▽

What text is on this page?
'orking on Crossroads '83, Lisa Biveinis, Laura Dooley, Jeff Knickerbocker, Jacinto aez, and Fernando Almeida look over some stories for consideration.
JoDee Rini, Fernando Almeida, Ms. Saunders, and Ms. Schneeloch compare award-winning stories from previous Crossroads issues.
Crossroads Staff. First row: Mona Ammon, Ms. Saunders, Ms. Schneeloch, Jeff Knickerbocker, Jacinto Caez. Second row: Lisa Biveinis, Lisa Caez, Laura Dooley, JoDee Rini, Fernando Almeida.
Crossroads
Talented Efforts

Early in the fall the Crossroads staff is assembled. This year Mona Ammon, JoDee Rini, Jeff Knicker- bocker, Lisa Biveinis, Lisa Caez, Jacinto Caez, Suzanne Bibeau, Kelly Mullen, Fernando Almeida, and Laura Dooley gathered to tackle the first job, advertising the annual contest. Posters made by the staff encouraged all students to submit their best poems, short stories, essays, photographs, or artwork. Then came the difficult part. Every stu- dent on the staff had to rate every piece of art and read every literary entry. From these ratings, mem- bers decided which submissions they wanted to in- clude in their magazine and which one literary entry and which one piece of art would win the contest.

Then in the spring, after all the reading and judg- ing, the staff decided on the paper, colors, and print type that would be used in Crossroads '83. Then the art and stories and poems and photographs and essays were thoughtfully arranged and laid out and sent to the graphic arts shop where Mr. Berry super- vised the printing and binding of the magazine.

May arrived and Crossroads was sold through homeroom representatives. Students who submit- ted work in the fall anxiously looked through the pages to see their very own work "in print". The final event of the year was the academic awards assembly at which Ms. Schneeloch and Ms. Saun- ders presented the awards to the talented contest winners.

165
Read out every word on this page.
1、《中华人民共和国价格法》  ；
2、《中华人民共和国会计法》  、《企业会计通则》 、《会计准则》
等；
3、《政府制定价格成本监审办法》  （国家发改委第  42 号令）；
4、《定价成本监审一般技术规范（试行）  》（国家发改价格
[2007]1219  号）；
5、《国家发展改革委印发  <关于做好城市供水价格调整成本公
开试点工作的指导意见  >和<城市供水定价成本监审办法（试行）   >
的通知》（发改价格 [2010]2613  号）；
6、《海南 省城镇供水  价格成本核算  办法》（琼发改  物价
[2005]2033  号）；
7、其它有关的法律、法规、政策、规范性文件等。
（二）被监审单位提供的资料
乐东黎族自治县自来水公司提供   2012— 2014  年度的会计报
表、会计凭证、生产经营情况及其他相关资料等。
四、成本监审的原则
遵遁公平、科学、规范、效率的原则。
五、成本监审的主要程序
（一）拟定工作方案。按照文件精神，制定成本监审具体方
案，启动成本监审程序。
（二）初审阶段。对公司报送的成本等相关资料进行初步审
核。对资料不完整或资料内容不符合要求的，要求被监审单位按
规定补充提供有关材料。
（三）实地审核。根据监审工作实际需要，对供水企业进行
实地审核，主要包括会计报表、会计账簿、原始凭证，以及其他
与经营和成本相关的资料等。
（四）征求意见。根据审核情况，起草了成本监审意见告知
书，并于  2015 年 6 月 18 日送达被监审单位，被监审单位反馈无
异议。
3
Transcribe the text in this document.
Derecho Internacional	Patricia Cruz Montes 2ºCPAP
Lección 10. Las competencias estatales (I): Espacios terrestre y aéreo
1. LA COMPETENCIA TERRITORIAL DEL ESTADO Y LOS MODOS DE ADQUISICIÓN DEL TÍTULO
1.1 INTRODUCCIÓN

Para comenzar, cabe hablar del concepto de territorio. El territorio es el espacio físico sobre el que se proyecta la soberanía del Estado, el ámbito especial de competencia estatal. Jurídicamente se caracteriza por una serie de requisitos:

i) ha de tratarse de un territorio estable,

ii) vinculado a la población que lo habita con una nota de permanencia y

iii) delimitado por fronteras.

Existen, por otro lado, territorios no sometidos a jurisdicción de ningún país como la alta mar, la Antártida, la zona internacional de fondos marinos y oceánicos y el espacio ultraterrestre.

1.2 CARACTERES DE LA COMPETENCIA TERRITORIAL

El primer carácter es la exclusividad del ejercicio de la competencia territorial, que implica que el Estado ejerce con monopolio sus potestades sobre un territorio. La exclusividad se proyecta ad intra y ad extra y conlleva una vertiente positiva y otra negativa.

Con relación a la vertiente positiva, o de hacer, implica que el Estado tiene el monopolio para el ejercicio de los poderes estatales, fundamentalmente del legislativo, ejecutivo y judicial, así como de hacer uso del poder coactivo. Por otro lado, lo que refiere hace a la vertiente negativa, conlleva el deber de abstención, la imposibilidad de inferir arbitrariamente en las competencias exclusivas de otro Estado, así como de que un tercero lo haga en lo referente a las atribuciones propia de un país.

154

△

Challenge:
Report every line in the data above in which the word "text" appears.

Finished answer:
What text is on this page?
Transcribe the text in this document.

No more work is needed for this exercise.